* _OBJECTIVE_:
Please print the full listing exactly.

· · · · · · ·

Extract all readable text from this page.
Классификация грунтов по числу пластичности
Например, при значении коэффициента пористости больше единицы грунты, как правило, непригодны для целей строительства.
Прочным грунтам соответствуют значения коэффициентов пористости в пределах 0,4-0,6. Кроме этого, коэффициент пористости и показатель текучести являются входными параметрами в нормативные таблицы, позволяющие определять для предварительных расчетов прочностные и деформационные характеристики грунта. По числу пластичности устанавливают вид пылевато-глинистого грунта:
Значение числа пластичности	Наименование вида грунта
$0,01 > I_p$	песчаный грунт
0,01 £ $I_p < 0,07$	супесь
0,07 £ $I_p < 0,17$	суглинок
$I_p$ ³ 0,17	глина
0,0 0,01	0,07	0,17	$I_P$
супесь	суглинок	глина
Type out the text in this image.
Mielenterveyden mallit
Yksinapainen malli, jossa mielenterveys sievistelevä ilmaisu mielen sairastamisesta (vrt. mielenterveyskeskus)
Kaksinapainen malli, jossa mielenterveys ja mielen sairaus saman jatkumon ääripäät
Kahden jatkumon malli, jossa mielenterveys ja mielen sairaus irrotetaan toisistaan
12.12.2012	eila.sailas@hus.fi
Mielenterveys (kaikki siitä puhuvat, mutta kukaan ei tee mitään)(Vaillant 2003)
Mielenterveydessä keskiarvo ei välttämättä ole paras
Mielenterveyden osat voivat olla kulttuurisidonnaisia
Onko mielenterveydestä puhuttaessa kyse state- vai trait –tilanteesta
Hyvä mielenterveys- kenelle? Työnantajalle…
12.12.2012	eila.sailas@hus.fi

· · · · · · ·

* _CORRECT RESPONSE_:
Extract all readable text from this page.
Классификация грунтов по числу пластичности
Например, при значении коэффициента пористости больше единицы грунты, как правило, непригодны для целей строительства.
Прочным грунтам соответствуют значения коэффициентов пористости в пределах 0,4-0,6. Кроме этого, коэффициент пористости и показатель текучести являются входными параметрами в нормативные таблицы, позволяющие определять для предварительных расчетов прочностные и деформационные характеристики грунта. По числу пластичности устанавливают вид пылевато-глинистого грунта:
Значение числа пластичности	Наименование вида грунта
$0,01 > I_p$	песчаный грунт
0,01 £ $I_p < 0,07$	супесь
0,07 £ $I_p < 0,17$	суглинок
$I_p$ ³ 0,17	глина
0,0 0,01	0,07	0,17	$I_P$
супесь	суглинок	глина
Type out the text in this image.
Mielenterveyden mallit
Yksinapainen malli, jossa mielenterveys sievistelevä ilmaisu mielen sairastamisesta (vrt. mielenterveyskeskus)
Kaksinapainen malli, jossa mielenterveys ja mielen sairaus saman jatkumon ääripäät
Kahden jatkumon malli, jossa mielenterveys ja mielen sairaus irrotetaan toisistaan
12.12.2012	eila.sailas@hus.fi
Mielenterveys (kaikki siitä puhuvat, mutta kukaan ei tee mitään)(Vaillant 2003)
Mielenterveydessä keskiarvo ei välttämättä ole paras
Mielenterveyden osat voivat olla kulttuurisidonnaisia
Onko mielenterveydestä puhuttaessa kyse state- vai trait –tilanteesta
Hyvä mielenterveys- kenelle? Työnantajalle…
12.12.2012	eila.sailas@hus.fi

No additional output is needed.